## WHAT YOU ARE ASKED TO DO
Set down all of the entries word for word, omitting the images they contain.

## Collected data entries
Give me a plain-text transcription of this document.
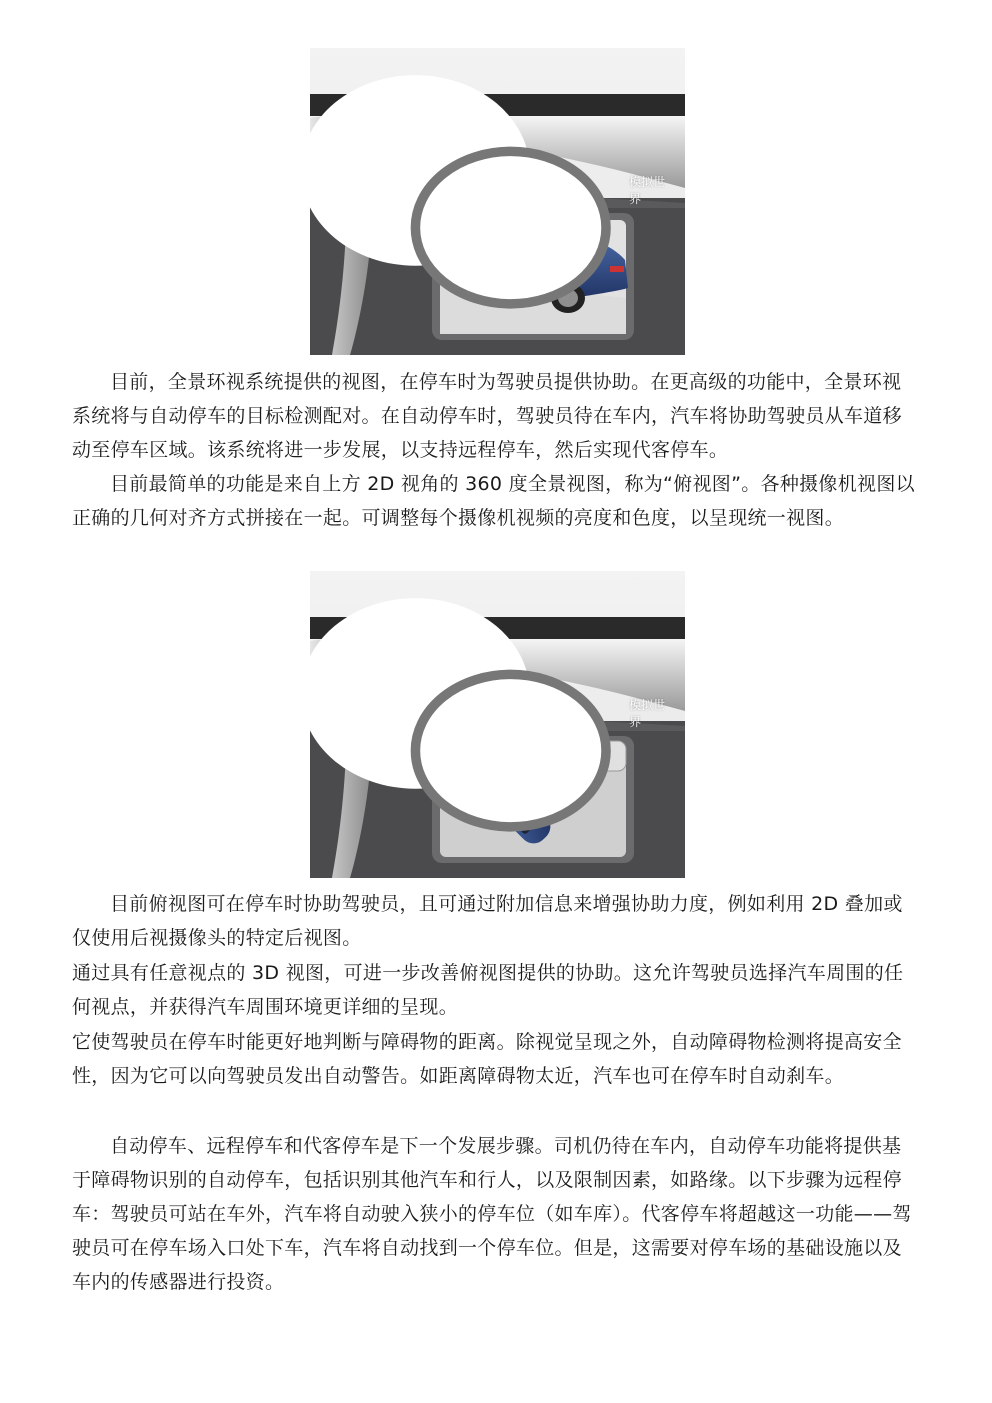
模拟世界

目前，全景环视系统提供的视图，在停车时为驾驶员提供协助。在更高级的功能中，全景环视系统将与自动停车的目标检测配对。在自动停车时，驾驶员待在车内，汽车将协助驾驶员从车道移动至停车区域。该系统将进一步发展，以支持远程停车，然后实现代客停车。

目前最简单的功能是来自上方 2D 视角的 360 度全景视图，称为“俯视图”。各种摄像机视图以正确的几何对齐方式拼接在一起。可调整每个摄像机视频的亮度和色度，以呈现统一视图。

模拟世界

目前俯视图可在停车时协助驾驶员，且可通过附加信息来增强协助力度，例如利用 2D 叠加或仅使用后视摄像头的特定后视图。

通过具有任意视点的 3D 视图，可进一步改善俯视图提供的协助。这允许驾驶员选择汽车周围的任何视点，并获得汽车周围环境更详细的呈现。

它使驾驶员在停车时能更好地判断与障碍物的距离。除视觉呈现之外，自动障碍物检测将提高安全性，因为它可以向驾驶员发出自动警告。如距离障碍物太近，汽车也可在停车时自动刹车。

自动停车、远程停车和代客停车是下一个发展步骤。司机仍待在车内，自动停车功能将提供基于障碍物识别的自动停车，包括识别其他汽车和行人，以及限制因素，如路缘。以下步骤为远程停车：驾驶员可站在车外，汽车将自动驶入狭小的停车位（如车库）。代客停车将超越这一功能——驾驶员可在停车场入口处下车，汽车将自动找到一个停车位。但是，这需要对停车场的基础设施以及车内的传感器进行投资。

## ANSWER FOR THE TASK
Give me a plain-text transcription of this document.
模拟世界

目前，全景环视系统提供的视图，在停车时为驾驶员提供协助。在更高级的功能中，全景环视系统将与自动停车的目标检测配对。在自动停车时，驾驶员待在车内，汽车将协助驾驶员从车道移动至停车区域。该系统将进一步发展，以支持远程停车，然后实现代客停车。

目前最简单的功能是来自上方 2D 视角的 360 度全景视图，称为“俯视图”。各种摄像机视图以正确的几何对齐方式拼接在一起。可调整每个摄像机视频的亮度和色度，以呈现统一视图。

模拟世界

目前俯视图可在停车时协助驾驶员，且可通过附加信息来增强协助力度，例如利用 2D 叠加或仅使用后视摄像头的特定后视图。

通过具有任意视点的 3D 视图，可进一步改善俯视图提供的协助。这允许驾驶员选择汽车周围的任何视点，并获得汽车周围环境更详细的呈现。

它使驾驶员在停车时能更好地判断与障碍物的距离。除视觉呈现之外，自动障碍物检测将提高安全性，因为它可以向驾驶员发出自动警告。如距离障碍物太近，汽车也可在停车时自动刹车。

自动停车、远程停车和代客停车是下一个发展步骤。司机仍待在车内，自动停车功能将提供基于障碍物识别的自动停车，包括识别其他汽车和行人，以及限制因素，如路缘。以下步骤为远程停车：驾驶员可站在车外，汽车将自动驶入狭小的停车位（如车库）。代客停车将超越这一功能——驾驶员可在停车场入口处下车，汽车将自动找到一个停车位。但是，这需要对停车场的基础设施以及车内的传感器进行投资。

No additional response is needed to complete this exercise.